GIVEN EXERCISE: List each line of the data that holds the string "formularios".

▼

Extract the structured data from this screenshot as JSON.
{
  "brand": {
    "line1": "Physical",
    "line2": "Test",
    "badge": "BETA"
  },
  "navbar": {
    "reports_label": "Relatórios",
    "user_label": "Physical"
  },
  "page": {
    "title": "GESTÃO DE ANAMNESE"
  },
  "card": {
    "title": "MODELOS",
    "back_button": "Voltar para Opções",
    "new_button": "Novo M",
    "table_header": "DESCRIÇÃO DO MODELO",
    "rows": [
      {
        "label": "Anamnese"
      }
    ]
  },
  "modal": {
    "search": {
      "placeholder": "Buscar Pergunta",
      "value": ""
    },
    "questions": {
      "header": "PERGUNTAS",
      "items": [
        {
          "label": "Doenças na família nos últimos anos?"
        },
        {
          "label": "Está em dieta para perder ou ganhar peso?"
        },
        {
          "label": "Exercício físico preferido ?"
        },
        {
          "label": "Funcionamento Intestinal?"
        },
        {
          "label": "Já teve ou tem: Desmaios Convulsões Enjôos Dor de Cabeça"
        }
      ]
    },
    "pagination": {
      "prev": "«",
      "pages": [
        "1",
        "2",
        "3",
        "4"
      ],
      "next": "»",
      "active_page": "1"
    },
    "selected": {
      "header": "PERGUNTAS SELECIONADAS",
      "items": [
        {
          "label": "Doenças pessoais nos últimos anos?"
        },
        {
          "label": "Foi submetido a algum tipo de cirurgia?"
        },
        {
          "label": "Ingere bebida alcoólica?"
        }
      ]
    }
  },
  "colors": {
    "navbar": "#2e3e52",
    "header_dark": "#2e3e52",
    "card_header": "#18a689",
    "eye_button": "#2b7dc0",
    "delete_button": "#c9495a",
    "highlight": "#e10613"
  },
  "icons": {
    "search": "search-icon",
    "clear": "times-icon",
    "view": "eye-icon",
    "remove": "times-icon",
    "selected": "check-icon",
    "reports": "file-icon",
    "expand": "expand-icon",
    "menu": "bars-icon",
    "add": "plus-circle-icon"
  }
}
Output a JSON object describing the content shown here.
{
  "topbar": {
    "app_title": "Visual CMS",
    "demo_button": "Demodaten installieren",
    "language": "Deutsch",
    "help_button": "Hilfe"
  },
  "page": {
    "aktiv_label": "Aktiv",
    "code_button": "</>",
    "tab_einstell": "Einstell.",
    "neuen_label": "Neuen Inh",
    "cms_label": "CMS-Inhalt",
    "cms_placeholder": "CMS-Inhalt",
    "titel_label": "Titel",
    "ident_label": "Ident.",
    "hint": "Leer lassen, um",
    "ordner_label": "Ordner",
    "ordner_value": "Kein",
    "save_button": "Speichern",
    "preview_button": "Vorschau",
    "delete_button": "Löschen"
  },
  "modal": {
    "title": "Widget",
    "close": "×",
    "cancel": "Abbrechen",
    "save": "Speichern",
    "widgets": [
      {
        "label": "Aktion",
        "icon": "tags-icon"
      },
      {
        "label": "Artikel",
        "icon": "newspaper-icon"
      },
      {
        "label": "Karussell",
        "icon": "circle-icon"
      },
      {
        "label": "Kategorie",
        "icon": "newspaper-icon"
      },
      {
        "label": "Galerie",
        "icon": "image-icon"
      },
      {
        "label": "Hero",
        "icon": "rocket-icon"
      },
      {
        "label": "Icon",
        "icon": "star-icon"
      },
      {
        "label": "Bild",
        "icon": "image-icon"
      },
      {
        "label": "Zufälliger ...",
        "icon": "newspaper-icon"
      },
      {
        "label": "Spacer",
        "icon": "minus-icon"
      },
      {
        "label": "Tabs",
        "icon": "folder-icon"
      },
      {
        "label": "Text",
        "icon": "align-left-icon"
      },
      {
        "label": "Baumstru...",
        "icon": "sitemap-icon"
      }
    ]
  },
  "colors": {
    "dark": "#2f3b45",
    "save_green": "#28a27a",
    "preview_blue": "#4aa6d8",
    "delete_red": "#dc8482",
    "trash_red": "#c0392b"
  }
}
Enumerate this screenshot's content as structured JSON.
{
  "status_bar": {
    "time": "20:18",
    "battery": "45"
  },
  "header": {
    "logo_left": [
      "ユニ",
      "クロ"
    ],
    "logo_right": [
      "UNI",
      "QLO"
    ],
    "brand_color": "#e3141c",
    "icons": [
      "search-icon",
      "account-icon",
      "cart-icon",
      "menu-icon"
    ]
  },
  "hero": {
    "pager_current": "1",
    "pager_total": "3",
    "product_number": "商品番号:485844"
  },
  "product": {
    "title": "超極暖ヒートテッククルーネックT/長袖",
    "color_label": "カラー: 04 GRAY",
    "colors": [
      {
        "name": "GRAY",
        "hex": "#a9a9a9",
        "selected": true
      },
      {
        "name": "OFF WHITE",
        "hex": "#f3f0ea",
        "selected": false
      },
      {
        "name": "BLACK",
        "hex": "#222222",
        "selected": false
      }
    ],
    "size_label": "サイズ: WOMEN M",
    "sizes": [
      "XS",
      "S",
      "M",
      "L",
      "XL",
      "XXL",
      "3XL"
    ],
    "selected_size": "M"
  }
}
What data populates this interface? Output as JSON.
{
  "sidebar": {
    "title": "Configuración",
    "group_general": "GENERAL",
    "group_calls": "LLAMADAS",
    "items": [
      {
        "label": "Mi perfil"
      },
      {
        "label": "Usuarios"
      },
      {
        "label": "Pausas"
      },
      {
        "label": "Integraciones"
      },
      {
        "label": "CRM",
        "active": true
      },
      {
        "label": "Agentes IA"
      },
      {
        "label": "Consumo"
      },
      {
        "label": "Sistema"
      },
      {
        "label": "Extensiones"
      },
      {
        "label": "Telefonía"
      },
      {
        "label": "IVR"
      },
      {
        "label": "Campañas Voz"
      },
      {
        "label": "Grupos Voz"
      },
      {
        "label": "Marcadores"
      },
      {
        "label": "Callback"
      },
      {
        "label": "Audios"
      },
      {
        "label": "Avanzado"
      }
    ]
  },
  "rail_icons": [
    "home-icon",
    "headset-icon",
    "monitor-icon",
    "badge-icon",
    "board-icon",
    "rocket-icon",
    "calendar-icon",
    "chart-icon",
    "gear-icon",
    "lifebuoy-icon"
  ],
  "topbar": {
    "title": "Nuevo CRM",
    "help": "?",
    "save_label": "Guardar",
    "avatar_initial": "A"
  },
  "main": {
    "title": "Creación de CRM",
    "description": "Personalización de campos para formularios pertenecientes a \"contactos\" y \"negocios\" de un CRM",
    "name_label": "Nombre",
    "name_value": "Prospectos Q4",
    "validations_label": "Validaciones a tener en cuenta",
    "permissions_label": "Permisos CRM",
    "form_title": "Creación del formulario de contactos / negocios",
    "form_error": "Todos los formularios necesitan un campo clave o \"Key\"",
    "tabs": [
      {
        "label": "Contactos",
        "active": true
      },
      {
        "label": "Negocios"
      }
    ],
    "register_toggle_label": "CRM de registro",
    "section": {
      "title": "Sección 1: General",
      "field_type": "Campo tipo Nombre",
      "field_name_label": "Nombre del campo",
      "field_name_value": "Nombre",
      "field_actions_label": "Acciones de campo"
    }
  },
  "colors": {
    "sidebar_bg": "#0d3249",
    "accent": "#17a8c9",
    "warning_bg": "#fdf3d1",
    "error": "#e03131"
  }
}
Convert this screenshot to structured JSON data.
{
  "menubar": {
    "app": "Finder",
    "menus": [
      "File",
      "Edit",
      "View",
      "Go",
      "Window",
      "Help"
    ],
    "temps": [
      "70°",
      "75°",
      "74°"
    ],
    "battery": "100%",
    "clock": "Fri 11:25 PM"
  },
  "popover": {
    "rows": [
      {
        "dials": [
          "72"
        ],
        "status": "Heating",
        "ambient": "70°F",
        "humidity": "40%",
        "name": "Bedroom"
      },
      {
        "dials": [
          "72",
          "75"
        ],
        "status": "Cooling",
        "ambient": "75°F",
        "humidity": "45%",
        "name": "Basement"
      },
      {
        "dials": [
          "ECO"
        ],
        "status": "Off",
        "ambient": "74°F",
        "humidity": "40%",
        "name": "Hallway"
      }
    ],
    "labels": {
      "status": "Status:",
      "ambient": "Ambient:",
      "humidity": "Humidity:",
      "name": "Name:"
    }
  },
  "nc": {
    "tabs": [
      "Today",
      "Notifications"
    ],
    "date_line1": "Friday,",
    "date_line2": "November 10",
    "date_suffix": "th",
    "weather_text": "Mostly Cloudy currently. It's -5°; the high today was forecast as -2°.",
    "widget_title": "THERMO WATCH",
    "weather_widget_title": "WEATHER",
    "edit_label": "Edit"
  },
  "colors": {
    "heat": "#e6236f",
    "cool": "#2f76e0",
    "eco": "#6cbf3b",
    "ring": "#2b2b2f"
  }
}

▲

ANSWER:
    "description": "Personalización de campos para formularios pertenecientes a \"contactos\" y \"negocios\" de un CRM",
    "form_error": "Todos los formularios necesitan un campo clave o \"Key\"",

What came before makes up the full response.